Description of the task >> Update the PURITY letter between "Presenting an avant-garde" and "the bath water.", inclusive, by putting "progressive" in place of "avant-garde".

Passage >>
____________

Since the publication of the interview, some individuals have wondered if I endorse the practices of the Church of Scientology, and so I want to make clear that I do not endorse them. I also want to let REASON readers know that I have had increasing experience with the Church of Scientology since I first gave that interview many months ago, and I have come to the conclusion that their views and mine on liberty are too dissimilar to warrant my continued co-operative efforts with them. I therefore no longer lend my name to projects sponsored by the Church of Scientology.
Peter R. Breggin, M.D.
Washington, DC
PURITY
I find myself in basic agreement with Bruce Ramsey's stand on "libertarian conservatives" as presented in the letters section of the October REASON. There is a danger of losing our singular intellectual identity if we become careless about the distinction between conservatives and libertarians. David Brudnoy who calls himself a libertarian while reasoning from a definitely conservative position is a case in point.
Presenting an avant-garde front to the public is important, but not at the expense of sound philosophy. Dr. Szasz may engender an impressive public image but philosophically he seems to have gotten lost somewhere around A is A. His lack of objective definitions leaves a good deal to be desired.
While it is true that many libertarians seem hard put to shake off conservative cultural ties they have their counterparts in those who accept with open arms the latest liberal-sanctioned social opinions. These individuals so hell bent on revolutionizing everything are ready, to use an old cliche, to throw the baby out with the bath water.

____________

Extracted data >>
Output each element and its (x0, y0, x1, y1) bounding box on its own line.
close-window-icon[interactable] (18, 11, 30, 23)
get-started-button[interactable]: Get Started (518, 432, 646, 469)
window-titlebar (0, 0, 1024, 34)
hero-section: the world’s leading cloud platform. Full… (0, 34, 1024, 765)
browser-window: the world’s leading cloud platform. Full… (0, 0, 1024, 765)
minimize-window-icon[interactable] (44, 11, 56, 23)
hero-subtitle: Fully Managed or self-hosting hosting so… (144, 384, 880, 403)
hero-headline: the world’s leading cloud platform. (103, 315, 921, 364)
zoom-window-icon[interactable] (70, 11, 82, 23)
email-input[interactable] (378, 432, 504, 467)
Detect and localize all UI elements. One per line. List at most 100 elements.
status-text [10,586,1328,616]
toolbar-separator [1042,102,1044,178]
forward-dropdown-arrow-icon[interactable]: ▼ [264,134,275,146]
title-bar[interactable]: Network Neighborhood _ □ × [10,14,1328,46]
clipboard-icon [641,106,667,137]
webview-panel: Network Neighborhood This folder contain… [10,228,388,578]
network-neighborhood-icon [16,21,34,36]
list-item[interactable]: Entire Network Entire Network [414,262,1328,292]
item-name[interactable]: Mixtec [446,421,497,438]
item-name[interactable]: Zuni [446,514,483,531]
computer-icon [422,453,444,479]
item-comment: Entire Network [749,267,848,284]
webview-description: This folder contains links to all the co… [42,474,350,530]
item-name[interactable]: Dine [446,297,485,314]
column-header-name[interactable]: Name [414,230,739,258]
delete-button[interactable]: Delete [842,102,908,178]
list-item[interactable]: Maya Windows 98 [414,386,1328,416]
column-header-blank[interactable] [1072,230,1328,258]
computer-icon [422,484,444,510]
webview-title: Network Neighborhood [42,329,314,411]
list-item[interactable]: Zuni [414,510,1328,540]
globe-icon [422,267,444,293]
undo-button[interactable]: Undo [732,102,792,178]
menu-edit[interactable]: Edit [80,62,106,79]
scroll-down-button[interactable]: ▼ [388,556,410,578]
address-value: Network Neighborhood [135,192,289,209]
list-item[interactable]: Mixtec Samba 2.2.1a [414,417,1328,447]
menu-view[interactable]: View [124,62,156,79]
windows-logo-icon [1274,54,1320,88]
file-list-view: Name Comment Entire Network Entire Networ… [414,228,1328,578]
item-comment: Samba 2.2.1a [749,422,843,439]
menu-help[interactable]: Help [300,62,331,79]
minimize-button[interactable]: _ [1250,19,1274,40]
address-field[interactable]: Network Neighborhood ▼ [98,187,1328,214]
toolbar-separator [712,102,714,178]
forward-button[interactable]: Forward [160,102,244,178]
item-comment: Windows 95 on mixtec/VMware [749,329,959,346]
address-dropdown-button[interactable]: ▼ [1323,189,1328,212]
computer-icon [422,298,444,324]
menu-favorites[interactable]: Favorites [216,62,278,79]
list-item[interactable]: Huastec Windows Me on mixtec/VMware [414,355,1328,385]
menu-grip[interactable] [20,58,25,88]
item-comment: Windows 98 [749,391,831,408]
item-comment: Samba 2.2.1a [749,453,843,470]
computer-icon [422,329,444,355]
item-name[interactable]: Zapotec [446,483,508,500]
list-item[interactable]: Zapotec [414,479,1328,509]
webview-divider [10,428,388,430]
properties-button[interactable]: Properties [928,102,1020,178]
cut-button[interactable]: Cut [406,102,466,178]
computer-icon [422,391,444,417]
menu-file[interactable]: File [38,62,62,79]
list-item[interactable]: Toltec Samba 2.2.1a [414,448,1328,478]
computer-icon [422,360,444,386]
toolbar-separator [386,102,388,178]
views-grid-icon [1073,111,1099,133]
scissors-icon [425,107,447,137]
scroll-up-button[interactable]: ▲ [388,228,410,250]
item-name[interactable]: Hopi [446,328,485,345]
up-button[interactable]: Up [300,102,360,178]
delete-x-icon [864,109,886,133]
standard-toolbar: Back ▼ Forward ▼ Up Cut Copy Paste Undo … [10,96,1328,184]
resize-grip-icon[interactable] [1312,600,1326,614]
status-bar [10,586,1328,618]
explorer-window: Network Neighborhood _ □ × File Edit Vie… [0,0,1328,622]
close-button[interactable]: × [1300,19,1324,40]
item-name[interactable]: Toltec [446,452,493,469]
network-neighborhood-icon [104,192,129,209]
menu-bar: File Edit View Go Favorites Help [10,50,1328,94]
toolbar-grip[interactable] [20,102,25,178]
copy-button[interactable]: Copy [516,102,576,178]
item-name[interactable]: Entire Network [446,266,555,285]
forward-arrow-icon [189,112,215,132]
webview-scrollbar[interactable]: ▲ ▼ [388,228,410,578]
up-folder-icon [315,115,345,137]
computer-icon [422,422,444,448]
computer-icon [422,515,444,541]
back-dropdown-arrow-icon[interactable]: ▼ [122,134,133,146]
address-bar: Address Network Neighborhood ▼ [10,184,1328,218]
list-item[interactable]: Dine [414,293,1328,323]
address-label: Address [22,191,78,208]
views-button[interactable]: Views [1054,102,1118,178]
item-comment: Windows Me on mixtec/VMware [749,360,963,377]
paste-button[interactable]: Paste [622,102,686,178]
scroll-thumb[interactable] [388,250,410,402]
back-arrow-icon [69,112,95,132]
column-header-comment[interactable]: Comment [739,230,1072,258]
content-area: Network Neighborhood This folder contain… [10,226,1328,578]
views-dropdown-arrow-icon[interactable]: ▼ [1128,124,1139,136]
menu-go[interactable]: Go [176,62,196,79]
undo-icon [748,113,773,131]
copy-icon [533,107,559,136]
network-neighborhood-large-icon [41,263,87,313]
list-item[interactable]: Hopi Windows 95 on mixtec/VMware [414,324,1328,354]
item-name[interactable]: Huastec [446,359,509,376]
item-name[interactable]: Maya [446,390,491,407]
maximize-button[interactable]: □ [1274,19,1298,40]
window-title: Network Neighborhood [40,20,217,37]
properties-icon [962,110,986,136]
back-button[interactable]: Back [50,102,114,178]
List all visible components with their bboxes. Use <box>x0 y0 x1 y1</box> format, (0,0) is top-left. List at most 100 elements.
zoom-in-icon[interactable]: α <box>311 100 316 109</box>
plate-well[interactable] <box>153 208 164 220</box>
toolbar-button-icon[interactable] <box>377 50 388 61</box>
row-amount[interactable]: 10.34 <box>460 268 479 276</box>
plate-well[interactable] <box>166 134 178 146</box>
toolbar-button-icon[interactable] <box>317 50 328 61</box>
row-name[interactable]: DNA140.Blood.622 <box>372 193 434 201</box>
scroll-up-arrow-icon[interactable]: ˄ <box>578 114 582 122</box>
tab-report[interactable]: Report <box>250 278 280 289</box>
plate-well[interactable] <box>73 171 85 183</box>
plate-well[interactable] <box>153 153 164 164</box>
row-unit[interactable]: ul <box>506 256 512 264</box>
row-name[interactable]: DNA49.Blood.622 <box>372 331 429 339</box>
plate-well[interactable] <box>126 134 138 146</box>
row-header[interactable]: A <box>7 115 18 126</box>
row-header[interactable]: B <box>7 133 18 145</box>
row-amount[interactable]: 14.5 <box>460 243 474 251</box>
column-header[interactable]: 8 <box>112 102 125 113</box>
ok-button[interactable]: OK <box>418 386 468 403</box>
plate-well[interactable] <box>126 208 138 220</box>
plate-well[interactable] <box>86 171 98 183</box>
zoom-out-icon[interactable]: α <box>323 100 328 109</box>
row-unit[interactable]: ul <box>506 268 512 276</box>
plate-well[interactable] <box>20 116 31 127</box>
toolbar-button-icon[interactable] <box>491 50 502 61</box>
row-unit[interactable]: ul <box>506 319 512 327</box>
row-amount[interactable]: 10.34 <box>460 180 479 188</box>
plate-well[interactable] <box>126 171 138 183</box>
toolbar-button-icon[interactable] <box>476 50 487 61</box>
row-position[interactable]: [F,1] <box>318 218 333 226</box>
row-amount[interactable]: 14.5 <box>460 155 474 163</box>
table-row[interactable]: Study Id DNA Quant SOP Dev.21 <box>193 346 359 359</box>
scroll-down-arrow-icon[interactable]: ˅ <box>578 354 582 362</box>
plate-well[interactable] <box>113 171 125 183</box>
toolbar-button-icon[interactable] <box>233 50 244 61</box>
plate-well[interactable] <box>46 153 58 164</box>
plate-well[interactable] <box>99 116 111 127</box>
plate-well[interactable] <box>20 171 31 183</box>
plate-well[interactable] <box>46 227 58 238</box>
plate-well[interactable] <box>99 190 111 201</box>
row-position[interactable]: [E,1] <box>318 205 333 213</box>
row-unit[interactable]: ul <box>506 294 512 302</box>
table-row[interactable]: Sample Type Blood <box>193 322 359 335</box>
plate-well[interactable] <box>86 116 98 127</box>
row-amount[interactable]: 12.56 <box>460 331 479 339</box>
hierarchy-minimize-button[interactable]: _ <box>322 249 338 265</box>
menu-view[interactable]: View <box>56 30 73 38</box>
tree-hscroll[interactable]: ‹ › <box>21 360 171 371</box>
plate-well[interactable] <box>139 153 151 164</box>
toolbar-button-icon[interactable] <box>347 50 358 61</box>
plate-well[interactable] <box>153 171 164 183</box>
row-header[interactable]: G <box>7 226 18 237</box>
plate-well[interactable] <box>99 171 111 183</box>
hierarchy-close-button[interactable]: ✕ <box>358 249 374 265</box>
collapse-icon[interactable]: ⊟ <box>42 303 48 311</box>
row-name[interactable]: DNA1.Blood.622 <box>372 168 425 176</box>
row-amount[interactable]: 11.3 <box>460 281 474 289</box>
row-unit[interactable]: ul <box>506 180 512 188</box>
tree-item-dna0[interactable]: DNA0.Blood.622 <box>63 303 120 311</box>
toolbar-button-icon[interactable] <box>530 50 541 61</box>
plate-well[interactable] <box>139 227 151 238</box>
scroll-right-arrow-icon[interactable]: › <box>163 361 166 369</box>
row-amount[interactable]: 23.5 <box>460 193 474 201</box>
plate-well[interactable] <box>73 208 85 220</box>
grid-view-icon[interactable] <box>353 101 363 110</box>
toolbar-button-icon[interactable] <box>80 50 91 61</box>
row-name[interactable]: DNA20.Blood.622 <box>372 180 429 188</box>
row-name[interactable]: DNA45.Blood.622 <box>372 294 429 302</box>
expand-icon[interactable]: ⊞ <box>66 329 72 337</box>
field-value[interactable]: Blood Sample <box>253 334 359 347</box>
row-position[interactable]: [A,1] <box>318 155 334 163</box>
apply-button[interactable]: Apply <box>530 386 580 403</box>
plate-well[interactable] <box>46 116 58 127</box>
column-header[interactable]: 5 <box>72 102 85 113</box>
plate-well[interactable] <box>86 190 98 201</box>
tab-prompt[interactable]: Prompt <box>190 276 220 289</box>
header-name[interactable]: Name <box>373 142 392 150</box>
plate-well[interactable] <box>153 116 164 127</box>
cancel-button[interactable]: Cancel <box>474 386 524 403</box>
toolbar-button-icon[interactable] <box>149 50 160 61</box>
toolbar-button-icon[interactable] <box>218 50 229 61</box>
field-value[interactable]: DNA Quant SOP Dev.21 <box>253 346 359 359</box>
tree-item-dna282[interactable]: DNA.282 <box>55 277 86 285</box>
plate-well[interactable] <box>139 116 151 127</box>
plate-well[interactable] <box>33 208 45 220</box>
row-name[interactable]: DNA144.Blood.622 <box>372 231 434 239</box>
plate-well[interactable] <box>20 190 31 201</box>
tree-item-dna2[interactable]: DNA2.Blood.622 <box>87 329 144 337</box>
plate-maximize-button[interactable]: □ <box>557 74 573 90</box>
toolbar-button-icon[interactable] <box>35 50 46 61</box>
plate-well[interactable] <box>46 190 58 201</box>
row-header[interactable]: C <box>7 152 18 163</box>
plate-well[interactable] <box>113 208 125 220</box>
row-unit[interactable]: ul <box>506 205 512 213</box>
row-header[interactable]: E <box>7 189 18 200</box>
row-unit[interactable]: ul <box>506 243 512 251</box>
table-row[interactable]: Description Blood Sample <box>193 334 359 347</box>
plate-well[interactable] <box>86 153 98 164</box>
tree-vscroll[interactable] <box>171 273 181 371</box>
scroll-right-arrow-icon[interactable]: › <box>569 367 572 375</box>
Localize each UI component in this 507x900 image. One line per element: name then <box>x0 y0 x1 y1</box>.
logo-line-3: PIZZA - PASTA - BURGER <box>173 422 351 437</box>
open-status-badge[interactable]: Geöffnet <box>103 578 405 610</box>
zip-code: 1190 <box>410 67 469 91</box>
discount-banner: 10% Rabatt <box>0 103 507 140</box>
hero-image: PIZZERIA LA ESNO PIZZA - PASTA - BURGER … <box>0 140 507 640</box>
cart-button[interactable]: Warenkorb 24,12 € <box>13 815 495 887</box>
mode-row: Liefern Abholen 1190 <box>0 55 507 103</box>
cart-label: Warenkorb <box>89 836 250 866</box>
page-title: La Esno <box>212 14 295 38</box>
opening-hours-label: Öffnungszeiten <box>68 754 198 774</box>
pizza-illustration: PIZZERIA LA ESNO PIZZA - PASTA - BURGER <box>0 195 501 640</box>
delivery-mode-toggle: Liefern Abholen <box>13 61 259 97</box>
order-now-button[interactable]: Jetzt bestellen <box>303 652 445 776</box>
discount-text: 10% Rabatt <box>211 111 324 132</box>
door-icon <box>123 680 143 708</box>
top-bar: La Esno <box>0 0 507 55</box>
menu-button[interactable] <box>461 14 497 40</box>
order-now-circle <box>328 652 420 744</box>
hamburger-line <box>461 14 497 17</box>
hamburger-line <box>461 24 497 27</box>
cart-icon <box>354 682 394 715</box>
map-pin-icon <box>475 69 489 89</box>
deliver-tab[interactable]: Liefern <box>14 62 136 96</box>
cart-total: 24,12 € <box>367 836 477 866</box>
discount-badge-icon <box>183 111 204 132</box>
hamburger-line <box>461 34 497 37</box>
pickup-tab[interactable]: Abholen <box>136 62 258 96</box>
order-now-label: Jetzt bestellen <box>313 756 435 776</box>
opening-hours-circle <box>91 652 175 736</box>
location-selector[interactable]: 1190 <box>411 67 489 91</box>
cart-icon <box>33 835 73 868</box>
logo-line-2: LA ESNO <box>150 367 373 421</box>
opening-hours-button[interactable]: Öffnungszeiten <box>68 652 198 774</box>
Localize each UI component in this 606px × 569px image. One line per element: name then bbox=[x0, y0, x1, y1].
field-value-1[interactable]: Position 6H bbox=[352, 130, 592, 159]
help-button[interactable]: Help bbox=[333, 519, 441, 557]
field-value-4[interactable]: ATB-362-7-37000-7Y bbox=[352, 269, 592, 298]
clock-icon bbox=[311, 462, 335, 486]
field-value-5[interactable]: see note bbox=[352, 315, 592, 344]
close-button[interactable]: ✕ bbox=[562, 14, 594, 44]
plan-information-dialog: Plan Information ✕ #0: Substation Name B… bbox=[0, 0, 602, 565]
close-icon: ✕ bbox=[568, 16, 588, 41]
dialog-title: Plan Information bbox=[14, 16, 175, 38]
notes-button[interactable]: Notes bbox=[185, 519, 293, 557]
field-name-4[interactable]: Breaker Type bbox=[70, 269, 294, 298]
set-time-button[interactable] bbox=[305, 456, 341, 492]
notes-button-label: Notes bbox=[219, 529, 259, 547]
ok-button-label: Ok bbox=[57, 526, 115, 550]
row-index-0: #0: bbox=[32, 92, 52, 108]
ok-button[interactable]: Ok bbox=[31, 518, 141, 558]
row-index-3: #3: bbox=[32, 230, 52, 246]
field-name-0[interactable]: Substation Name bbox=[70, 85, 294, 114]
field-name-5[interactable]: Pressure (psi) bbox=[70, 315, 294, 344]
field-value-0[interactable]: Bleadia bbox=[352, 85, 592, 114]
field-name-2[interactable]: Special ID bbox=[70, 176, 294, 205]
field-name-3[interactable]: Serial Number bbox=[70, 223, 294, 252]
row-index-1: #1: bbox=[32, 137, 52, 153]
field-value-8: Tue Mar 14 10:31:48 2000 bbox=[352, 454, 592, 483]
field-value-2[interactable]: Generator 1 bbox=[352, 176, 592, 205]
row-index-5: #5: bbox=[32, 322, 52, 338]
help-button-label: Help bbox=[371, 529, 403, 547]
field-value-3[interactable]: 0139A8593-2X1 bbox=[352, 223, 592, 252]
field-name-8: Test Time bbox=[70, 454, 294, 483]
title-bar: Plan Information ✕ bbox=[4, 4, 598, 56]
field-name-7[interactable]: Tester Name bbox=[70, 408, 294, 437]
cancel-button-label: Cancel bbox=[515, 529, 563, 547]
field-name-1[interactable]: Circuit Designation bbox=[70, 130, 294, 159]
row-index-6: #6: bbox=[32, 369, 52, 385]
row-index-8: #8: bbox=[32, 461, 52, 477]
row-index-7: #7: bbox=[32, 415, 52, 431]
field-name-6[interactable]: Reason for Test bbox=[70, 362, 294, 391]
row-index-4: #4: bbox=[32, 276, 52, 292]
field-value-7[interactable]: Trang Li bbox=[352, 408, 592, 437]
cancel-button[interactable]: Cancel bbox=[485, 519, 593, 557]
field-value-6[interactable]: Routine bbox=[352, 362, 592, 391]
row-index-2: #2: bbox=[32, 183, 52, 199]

____________

Worked answer >>
Presenting an progressive front to the public is important, but not at the expense of sound philosophy. Dr. Szasz may engender an impressive public image but philosophically he seems to have gotten lost somewhere around A is A. His lack of objective definitions leaves a good deal to be desired.
While it is true that many libertarians seem hard put to shake off conservative cultural ties they have their counterparts in those who accept with open arms the latest liberal-sanctioned social opinions. These individuals so hell bent on revolutionizing everything are ready, to use an old cliche, to throw the baby out with the bath water.